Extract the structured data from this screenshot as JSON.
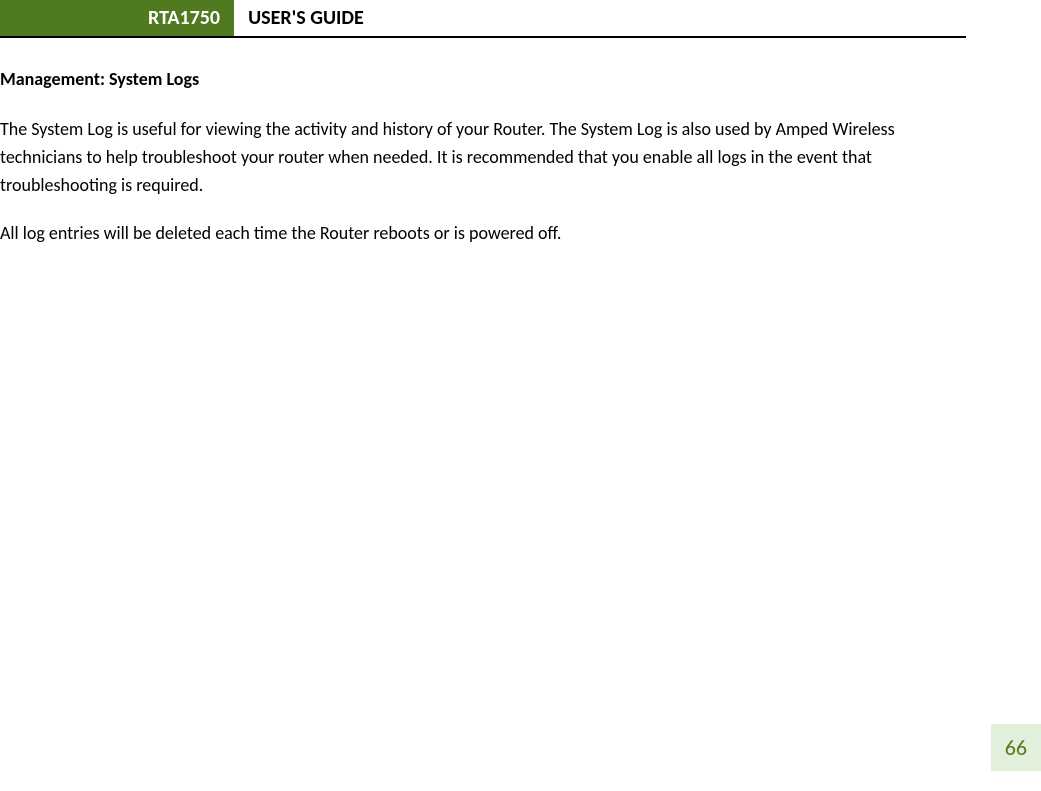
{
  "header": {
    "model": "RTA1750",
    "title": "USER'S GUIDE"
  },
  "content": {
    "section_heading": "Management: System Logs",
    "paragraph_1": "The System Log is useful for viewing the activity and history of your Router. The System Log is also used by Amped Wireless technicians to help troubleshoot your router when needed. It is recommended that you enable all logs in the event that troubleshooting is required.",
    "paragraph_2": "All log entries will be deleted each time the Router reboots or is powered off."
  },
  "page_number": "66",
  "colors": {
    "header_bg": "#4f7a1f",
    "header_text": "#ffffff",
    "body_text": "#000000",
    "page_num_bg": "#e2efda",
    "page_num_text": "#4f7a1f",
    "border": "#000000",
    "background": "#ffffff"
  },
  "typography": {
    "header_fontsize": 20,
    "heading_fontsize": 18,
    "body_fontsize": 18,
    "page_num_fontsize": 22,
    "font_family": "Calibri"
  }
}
++++++++++++++++++++
Short problem >> From start to finish, output the listing exactly, but omit its pictures.

Response below >>
Extract the structured data from this screenshot as JSON.
{
  "header": {
    "model": "RTA1750",
    "title": "USER'S GUIDE"
  },
  "content": {
    "section_heading": "Management: System Logs",
    "paragraph_1": "The System Log is useful for viewing the activity and history of your Router. The System Log is also used by Amped Wireless technicians to help troubleshoot your router when needed. It is recommended that you enable all logs in the event that troubleshooting is required.",
    "paragraph_2": "All log entries will be deleted each time the Router reboots or is powered off."
  },
  "page_number": "66",
  "colors": {
    "header_bg": "#4f7a1f",
    "header_text": "#ffffff",
    "body_text": "#000000",
    "page_num_bg": "#e2efda",
    "page_num_text": "#4f7a1f",
    "border": "#000000",
    "background": "#ffffff"
  },
  "typography": {
    "header_fontsize": 20,
    "heading_fontsize": 18,
    "body_fontsize": 18,
    "page_num_fontsize": 22,
    "font_family": "Calibri"
  }
}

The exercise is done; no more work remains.